AVAILABLE DATA:

+++

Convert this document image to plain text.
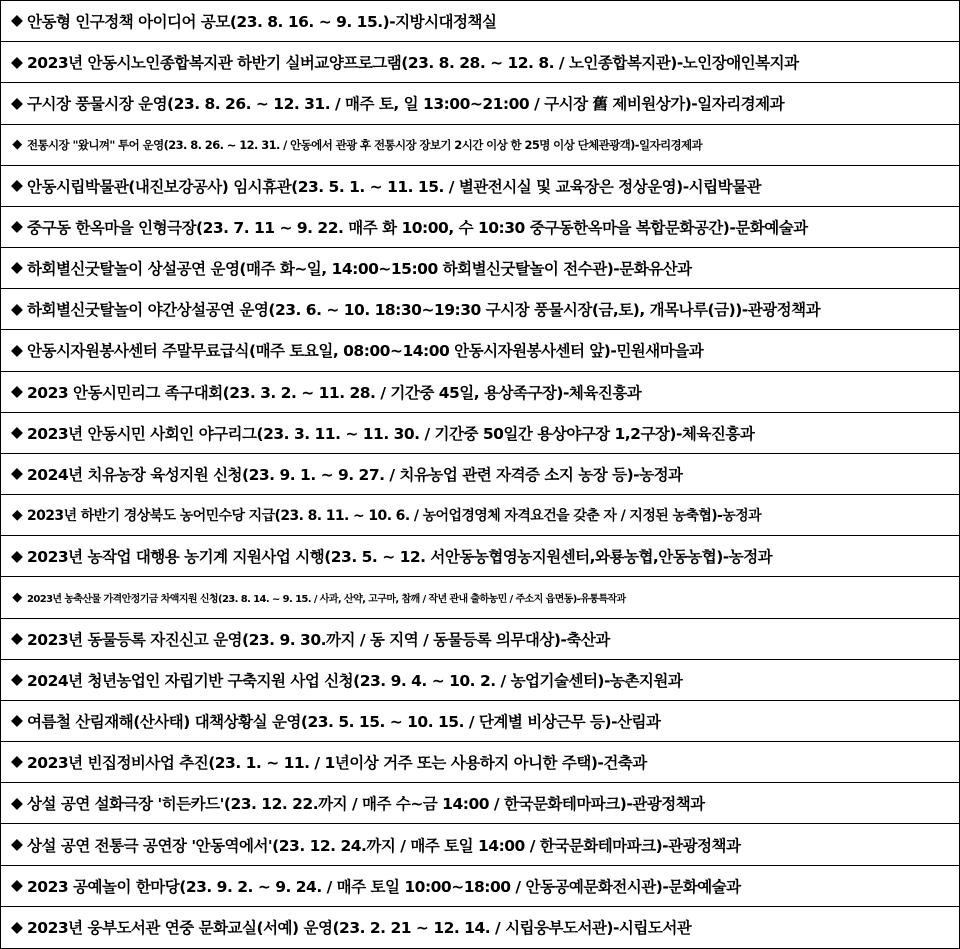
◆ 안동형 인구정책 아이디어 공모(23. 8. 16. ~ 9. 15.)-지방시대정책실
◆ 2023년 안동시노인종합복지관 하반기 실버교양프로그램(23. 8. 28. ~ 12. 8. / 노인종합복지관)-노인장애인복지과
◆ 구시장 풍물시장 운영(23. 8. 26. ~ 12. 31. / 매주 토, 일 13:00~21:00 / 구시장 舊 제비원상가)-일자리경제과
◆ 전통시장 "왔니껴" 투어 운영(23. 8. 26. ~ 12. 31. / 안동에서 관광 후 전통시장 장보기 2시간 이상 한 25명 이상 단체관광객)-일자리경제과
◆ 안동시립박물관(내진보강공사) 임시휴관(23. 5. 1. ~ 11. 15. / 별관전시실 및 교육장은 정상운영)-시립박물관
◆ 중구동 한옥마을 인형극장(23. 7. 11 ~ 9. 22. 매주 화 10:00, 수 10:30 중구동한옥마을 복합문화공간)-문화예술과
◆ 하회별신굿탈놀이 상설공연 운영(매주 화~일, 14:00~15:00 하회별신굿탈놀이 전수관)-문화유산과
◆ 하회별신굿탈놀이 야간상설공연 운영(23. 6. ~ 10. 18:30~19:30 구시장 풍물시장(금,토), 개목나루(금))-관광정책과
◆ 안동시자원봉사센터 주말무료급식(매주 토요일, 08:00~14:00 안동시자원봉사센터 앞)-민원새마을과
◆ 2023 안동시민리그 족구대회(23. 3. 2. ~ 11. 28. / 기간중 45일, 용상족구장)-체육진흥과
◆ 2023년 안동시민 사회인 야구리그(23. 3. 11. ~ 11. 30. / 기간중 50일간 용상야구장 1,2구장)-체육진흥과
◆ 2024년 치유농장 육성지원 신청(23. 9. 1. ~ 9. 27. / 치유농업 관련 자격증 소지 농장 등)-농정과
◆ 2023년 하반기 경상북도 농어민수당 지급(23. 8. 11. ~ 10. 6. / 농어업경영체 자격요건을 갖춘 자 / 지정된 농축협)-농정과
◆ 2023년 농작업 대행용 농기계 지원사업 시행(23. 5. ~ 12. 서안동농협영농지원센터,와룡농협,안동농협)-농정과
◆ 2023년 농축산물 가격안정기금 차액지원 신청(23. 8. 14. ~ 9. 15. / 사과, 산약, 고구마, 참깨 / 작년 관내 출하농민 / 주소지 읍면동)-유통특작과
◆ 2023년 동물등록 자진신고 운영(23. 9. 30.까지 / 동 지역 / 동물등록 의무대상)-축산과
◆ 2024년 청년농업인 자립기반 구축지원 사업 신청(23. 9. 4. ~ 10. 2. / 농업기술센터)-농촌지원과
◆ 여름철 산림재해(산사태) 대책상황실 운영(23. 5. 15. ~ 10. 15. / 단계별 비상근무 등)-산림과
◆ 2023년 빈집정비사업 추진(23. 1. ~ 11. / 1년이상 거주 또는 사용하지 아니한 주택)-건축과
◆ 상설 공연 설화극장 '히든카드'(23. 12. 22.까지 / 매주 수~금 14:00 / 한국문화테마파크)-관광정책과
◆ 상설 공연 전통극 공연장 '안동역에서'(23. 12. 24.까지 / 매주 토일 14:00 / 한국문화테마파크)-관광정책과
◆ 2023 공예놀이 한마당(23. 9. 2. ~ 9. 24. / 매주 토일 10:00~18:00 / 안동공예문화전시관)-문화예술과
◆ 2023년 웅부도서관 연중 문화교실(서예) 운영(23. 2. 21 ~ 12. 14. / 시립웅부도서관)-시립도서관
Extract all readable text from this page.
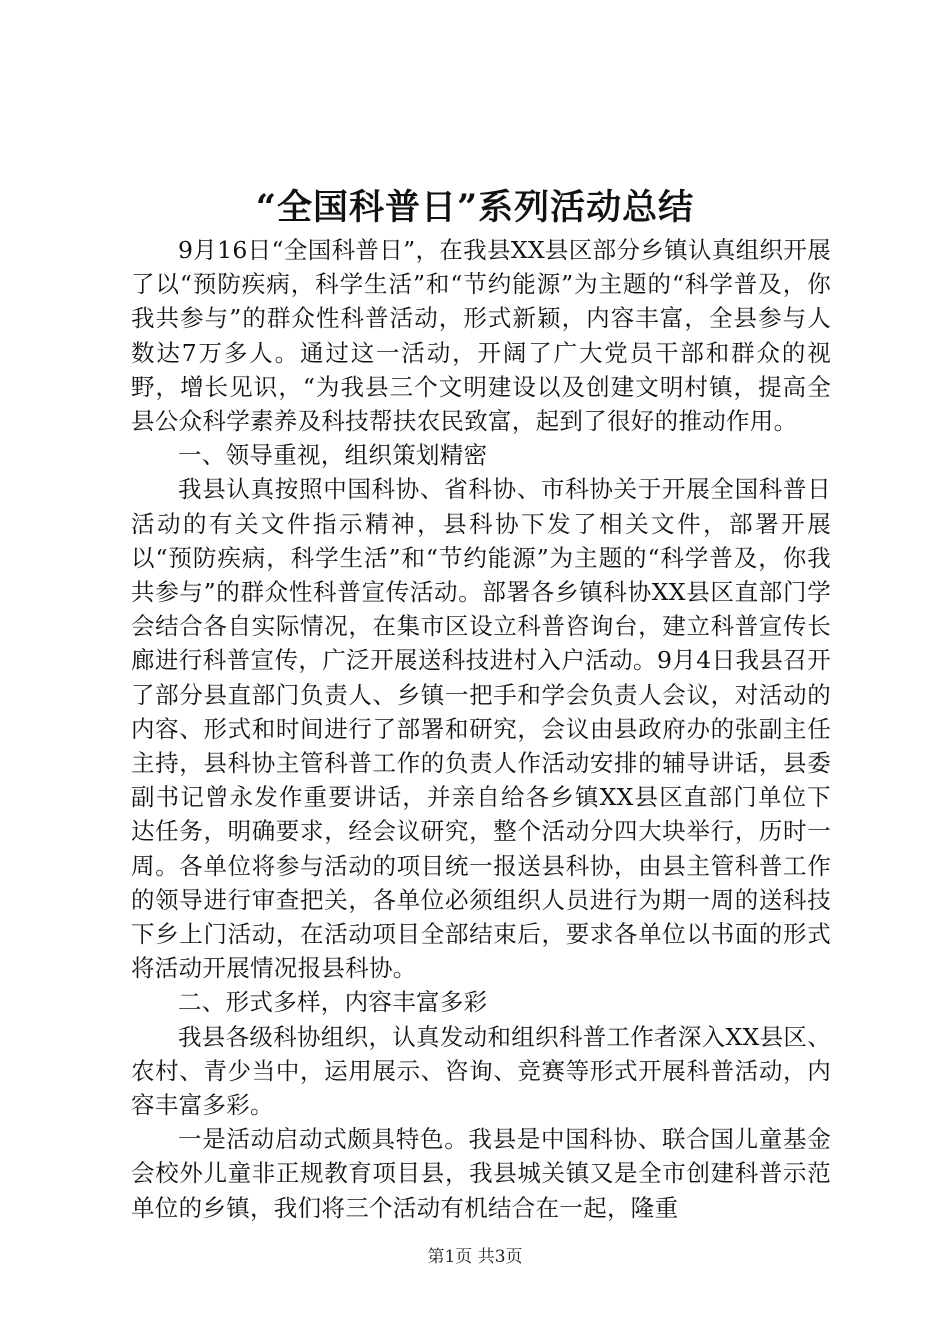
“全国科普日”系列活动总结

9月16日“全国科普日”，在我县XX县区部分乡镇认真组织开展了以“预防疾病，科学生活”和“节约能源”为主题的“科学普及，你我共参与”的群众性科普活动，形式新颖，内容丰富，全县参与人数达7万多人。通过这一活动，开阔了广大党员干部和群众的视野，增长见识，“为我县三个文明建设以及创建文明村镇，提高全县公众科学素养及科技帮扶农民致富，起到了很好的推动作用。

一、领导重视，组织策划精密

我县认真按照中国科协、省科协、市科协关于开展全国科普日活动的有关文件指示精神，县科协下发了相关文件，部署开展以“预防疾病，科学生活”和“节约能源”为主题的“科学普及，你我共参与”的群众性科普宣传活动。部署各乡镇科协XX县区直部门学会结合各自实际情况，在集市区设立科普咨询台，建立科普宣传长廊进行科普宣传，广泛开展送科技进村入户活动。9月4日我县召开了部分县直部门负责人、乡镇一把手和学会负责人会议，对活动的内容、形式和时间进行了部署和研究，会议由县政府办的张副主任主持，县科协主管科普工作的负责人作活动安排的辅导讲话，县委副书记曾永发作重要讲话，并亲自给各乡镇XX县区直部门单位下达任务，明确要求，经会议研究，整个活动分四大块举行，历时一周。各单位将参与活动的项目统一报送县科协，由县主管科普工作的领导进行审查把关，各单位必须组织人员进行为期一周的送科技下乡上门活动，在活动项目全部结束后，要求各单位以书面的形式将活动开展情况报县科协。

二、形式多样，内容丰富多彩

我县各级科协组织，认真发动和组织科普工作者深入XX县区、农村、青少当中，运用展示、咨询、竞赛等形式开展科普活动，内容丰富多彩。

一是活动启动式颇具特色。我县是中国科协、联合国儿童基金会校外儿童非正规教育项目县，我县城关镇又是全市创建科普示范单位的乡镇，我们将三个活动有机结合在一起，隆重

第1页 共3页
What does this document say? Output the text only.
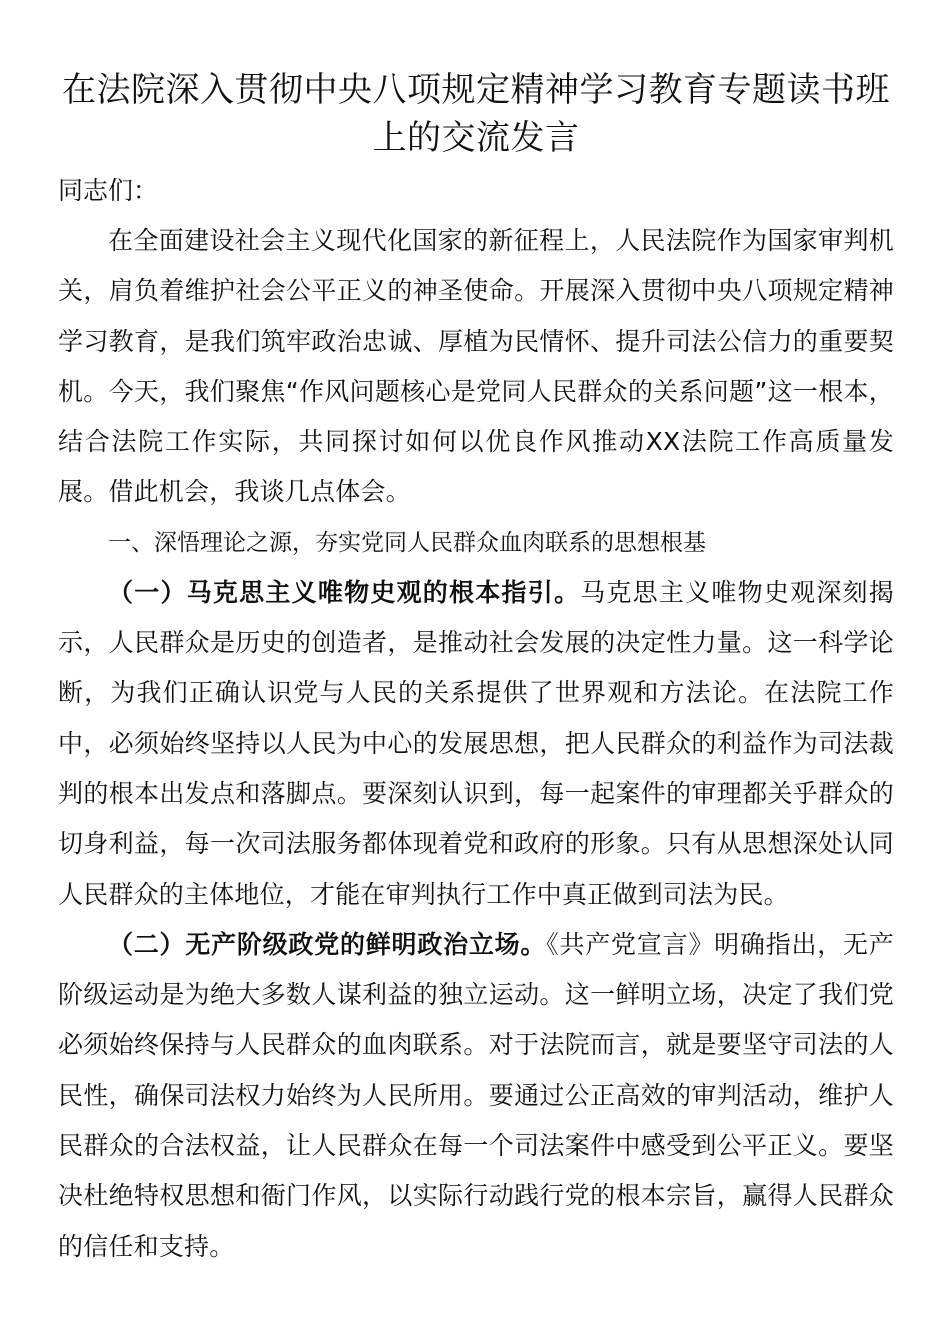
在法院深入贯彻中央八项规定精神学习教育专题读书班上的交流发言

同志们：

在全面建设社会主义现代化国家的新征程上，人民法院作为国家审判机关，肩负着维护社会公平正义的神圣使命。开展深入贯彻中央八项规定精神学习教育，是我们筑牢政治忠诚、厚植为民情怀、提升司法公信力的重要契机。今天，我们聚焦“作风问题核心是党同人民群众的关系问题”这一根本，结合法院工作实际，共同探讨如何以优良作风推动XX法院工作高质量发展。借此机会，我谈几点体会。

一、深悟理论之源，夯实党同人民群众血肉联系的思想根基

（一）马克思主义唯物史观的根本指引。马克思主义唯物史观深刻揭示，人民群众是历史的创造者，是推动社会发展的决定性力量。这一科学论断，为我们正确认识党与人民的关系提供了世界观和方法论。在法院工作中，必须始终坚持以人民为中心的发展思想，把人民群众的利益作为司法裁判的根本出发点和落脚点。要深刻认识到，每一起案件的审理都关乎群众的切身利益，每一次司法服务都体现着党和政府的形象。只有从思想深处认同人民群众的主体地位，才能在审判执行工作中真正做到司法为民。

（二）无产阶级政党的鲜明政治立场。《共产党宣言》明确指出，无产阶级运动是为绝大多数人谋利益的独立运动。这一鲜明立场，决定了我们党必须始终保持与人民群众的血肉联系。对于法院而言，就是要坚守司法的人民性，确保司法权力始终为人民所用。要通过公正高效的审判活动，维护人民群众的合法权益，让人民群众在每一个司法案件中感受到公平正义。要坚决杜绝特权思想和衙门作风，以实际行动践行党的根本宗旨，赢得人民群众的信任和支持。
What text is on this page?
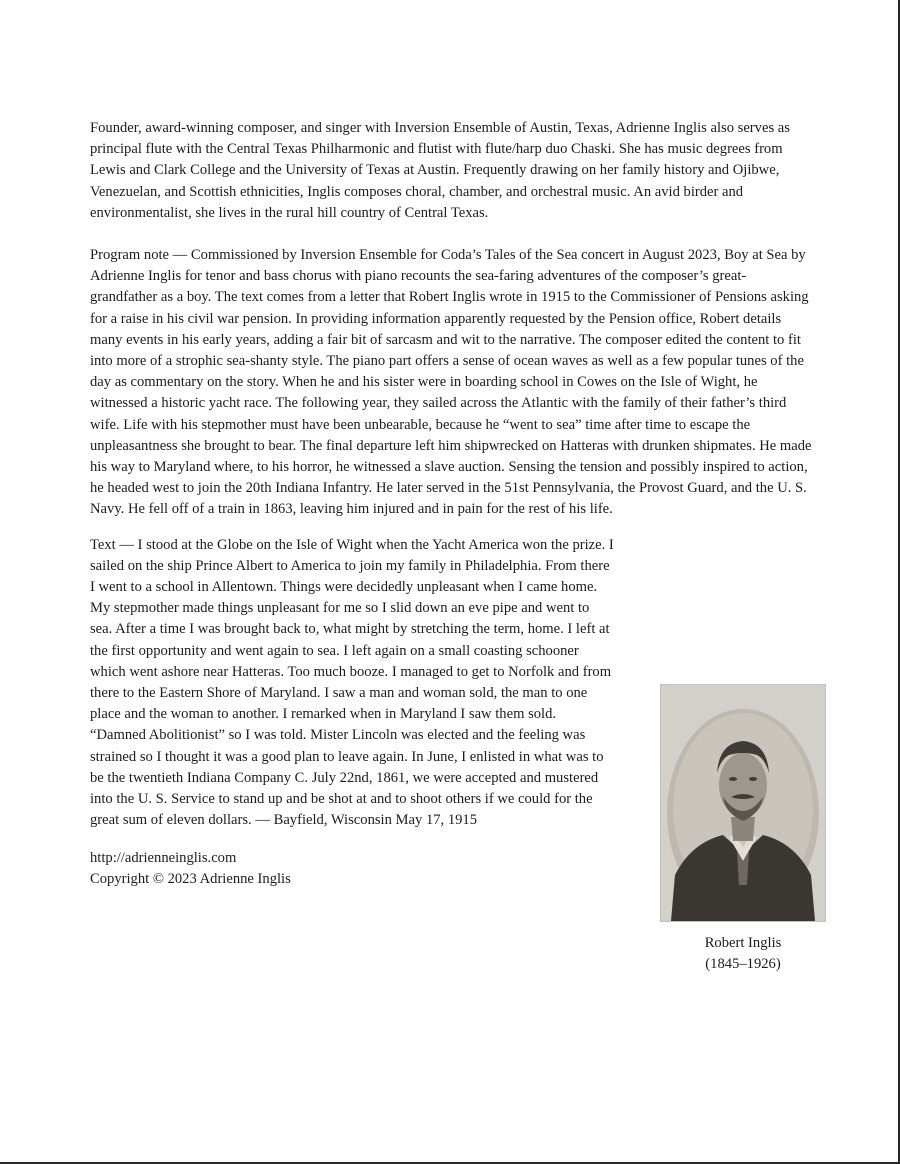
Founder, award-winning composer, and singer with Inversion Ensemble of Austin, Texas, Adrienne Inglis also serves as principal flute with the Central Texas Philharmonic and flutist with flute/harp duo Chaski. She has music degrees from Lewis and Clark College and the University of Texas at Austin. Frequently drawing on her family history and Ojibwe, Venezuelan, and Scottish ethnicities, Inglis composes choral, chamber, and orchestral music. An avid birder and environmentalist, she lives in the rural hill country of Central Texas.

Program note — Commissioned by Inversion Ensemble for Coda’s Tales of the Sea concert in August 2023, Boy at Sea by Adrienne Inglis for tenor and bass chorus with piano recounts the sea-faring adventures of the composer’s great-grandfather as a boy. The text comes from a letter that Robert Inglis wrote in 1915 to the Commissioner of Pensions asking for a raise in his civil war pension. In providing information apparently requested by the Pension office, Robert details many events in his early years, adding a fair bit of sarcasm and wit to the narrative. The composer edited the content to fit into more of a strophic sea-shanty style. The piano part offers a sense of ocean waves as well as a few popular tunes of the day as commentary on the story. When he and his sister were in boarding school in Cowes on the Isle of Wight, he witnessed a historic yacht race. The following year, they sailed across the Atlantic with the family of their father’s third wife. Life with his stepmother must have been unbearable, because he “went to sea” time after time to escape the unpleasantness she brought to bear. The final departure left him shipwrecked on Hatteras with drunken shipmates. He made his way to Maryland where, to his horror, he witnessed a slave auction. Sensing the tension and possibly inspired to action, he headed west to join the 20th Indiana Infantry. He later served in the 51st Pennsylvania, the Provost Guard, and the U. S. Navy. He fell off of a train in 1863, leaving him injured and in pain for the rest of his life.

Text — I stood at the Globe on the Isle of Wight when the Yacht America won the prize. I sailed on the ship Prince Albert to America to join my family in Philadelphia. From there I went to a school in Allentown. Things were decidedly unpleasant when I came home. My stepmother made things unpleasant for me so I slid down an eve pipe and went to sea. After a time I was brought back to, what might by stretching the term, home. I left at the first opportunity and went again to sea. I left again on a small coasting schooner which went ashore near Hatteras. Too much booze. I managed to get to Norfolk and from there to the Eastern Shore of Maryland. I saw a man and woman sold, the man to one place and the woman to another. I remarked when in Maryland I saw them sold. “Damned Abolitionist” so I was told. Mister Lincoln was elected and the feeling was strained so I thought it was a good plan to leave again. In June, I enlisted in what was to be the twentieth Indiana Company C. July 22nd, 1861, we were accepted and mustered into the U. S. Service to stand up and be shot at and to shoot others if we could for the great sum of eleven dollars. — Bayfield, Wisconsin May 17, 1915

http://adrienneinglis.com
Copyright © 2023 Adrienne Inglis
Robert Inglis
(1845–1926)
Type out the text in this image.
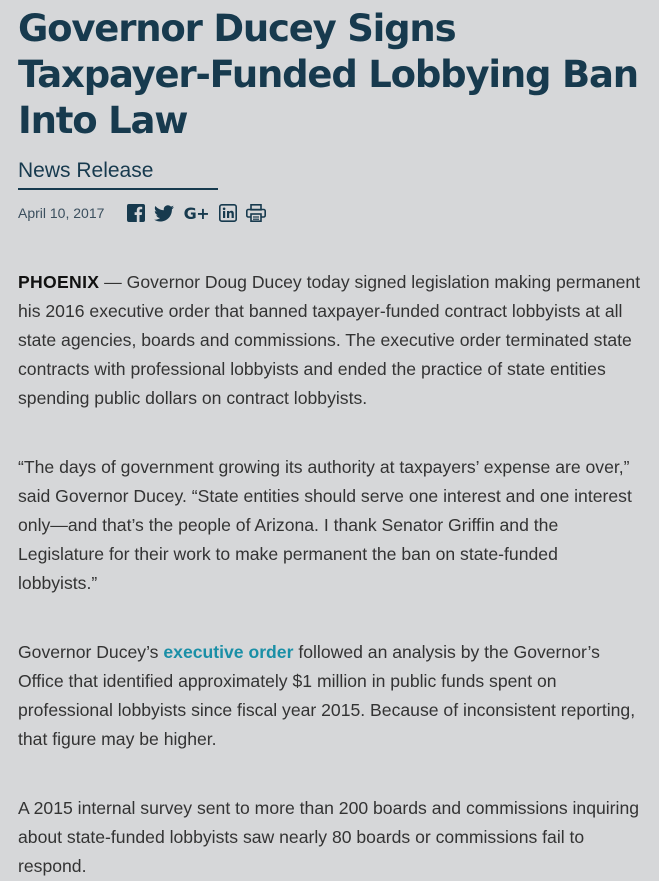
Governor Ducey Signs Taxpayer-Funded Lobbying Ban Into Law
News Release
April 10, 2017	G+

PHOENIX — Governor Doug Ducey today signed legislation making permanent his 2016 executive order that banned taxpayer-funded contract lobbyists at all state agencies, boards and commissions. The executive order terminated state contracts with professional lobbyists and ended the practice of state entities spending public dollars on contract lobbyists.

“The days of government growing its authority at taxpayers’ expense are over,” said Governor Ducey. “State entities should serve one interest and one interest only—and that’s the people of Arizona. I thank Senator Griffin and the Legislature for their work to make permanent the ban on state-funded lobbyists.”

Governor Ducey’s executive order followed an analysis by the Governor’s Office that identified approximately $1 million in public funds spent on professional lobbyists since fiscal year 2015. Because of inconsistent reporting, that figure may be higher.

A 2015 internal survey sent to more than 200 boards and commissions inquiring about state-funded lobbyists saw nearly 80 boards or commissions fail to respond.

+++

TO DO: Collect each line holding the string "内容丰富多彩".

REPLY:
二、形式多样，内容丰富多彩
我县各级科协组织，认真发动和组织科普工作者深入XX县区、农村、青少当中，运用展示、咨询、竞赛等形式开展科普活动，内容丰富多彩。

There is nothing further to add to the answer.